-- Stated exercise --
Check every line below for the word "fourth" and show those that hold it.

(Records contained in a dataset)
┏━━

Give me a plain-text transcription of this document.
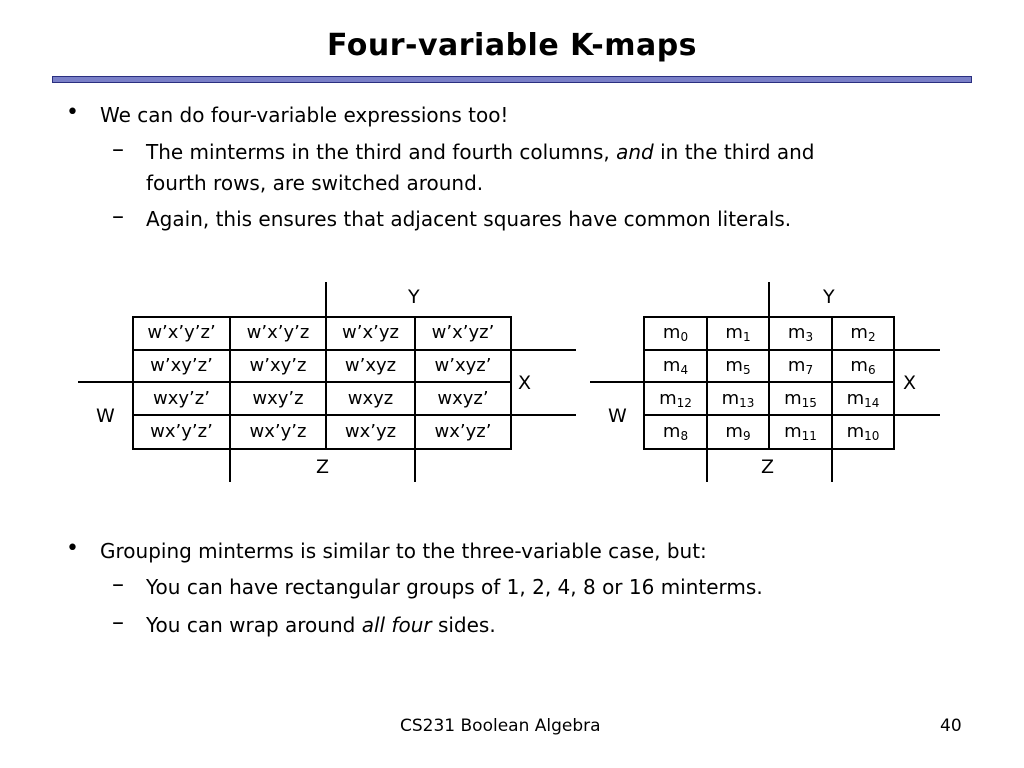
Four-variable K-maps
• We can do four-variable expressions too!
– The minterms in the third and fourth columns, and in the third and
fourth rows, are switched around.
– Again, this ensures that adjacent squares have common literals.
Y
X
W
Z
w’x’y’z’	w’x’y’z	w’x’yz	w’x’yz’
w’xy’z’	w’xy’z	w’xyz	w’xyz’
wxy’z’	wxy’z	wxyz	wxyz’
wx’y’z’	wx’y’z	wx’yz	wx’yz’
Y
X
W
Z
$m_0$	$m_1$	$m_3$	$m_2$
$m_4$	$m_5$	$m_7$	$m_6$
$m_{12}$	$m_{13}$	$m_{15}$	$m_{14}$
$m_8$	$m_9$	$m_{11}$	$m_{10}$
• Grouping minterms is similar to the three-variable case, but:
– You can have rectangular groups of 1, 2, 4, 8 or 16 minterms.
– You can wrap around all four sides.
CS231 Boolean Algebra	40
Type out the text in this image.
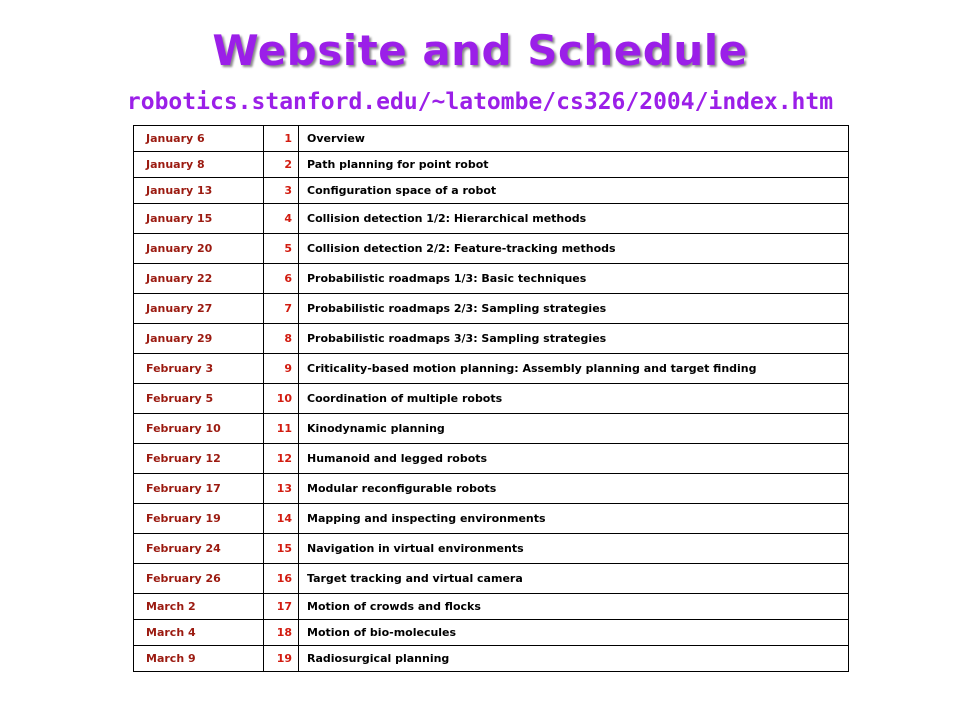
Website and Schedule
robotics.stanford.edu/~latombe/cs326/2004/index.htm
January 6	1	Overview
January 8	2	Path planning for point robot
January 13	3	Configuration space of a robot
January 15	4	Collision detection 1/2: Hierarchical methods
January 20	5	Collision detection 2/2: Feature-tracking methods
January 22	6	Probabilistic roadmaps 1/3: Basic techniques
January 27	7	Probabilistic roadmaps 2/3: Sampling strategies
January 29	8	Probabilistic roadmaps 3/3: Sampling strategies
February 3	9	Criticality-based motion planning: Assembly planning and target finding
February 5	10	Coordination of multiple robots
February 10	11	Kinodynamic planning
February 12	12	Humanoid and legged robots
February 17	13	Modular reconfigurable robots
February 19	14	Mapping and inspecting environments
February 24	15	Navigation in virtual environments
February 26	16	Target tracking and virtual camera
March 2	17	Motion of crowds and flocks
March 4	18	Motion of bio-molecules
March 9	19	Radiosurgical planning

┗━━

-- Written answer --
– The minterms in the third and fourth columns, and in the third and
fourth rows, are switched around.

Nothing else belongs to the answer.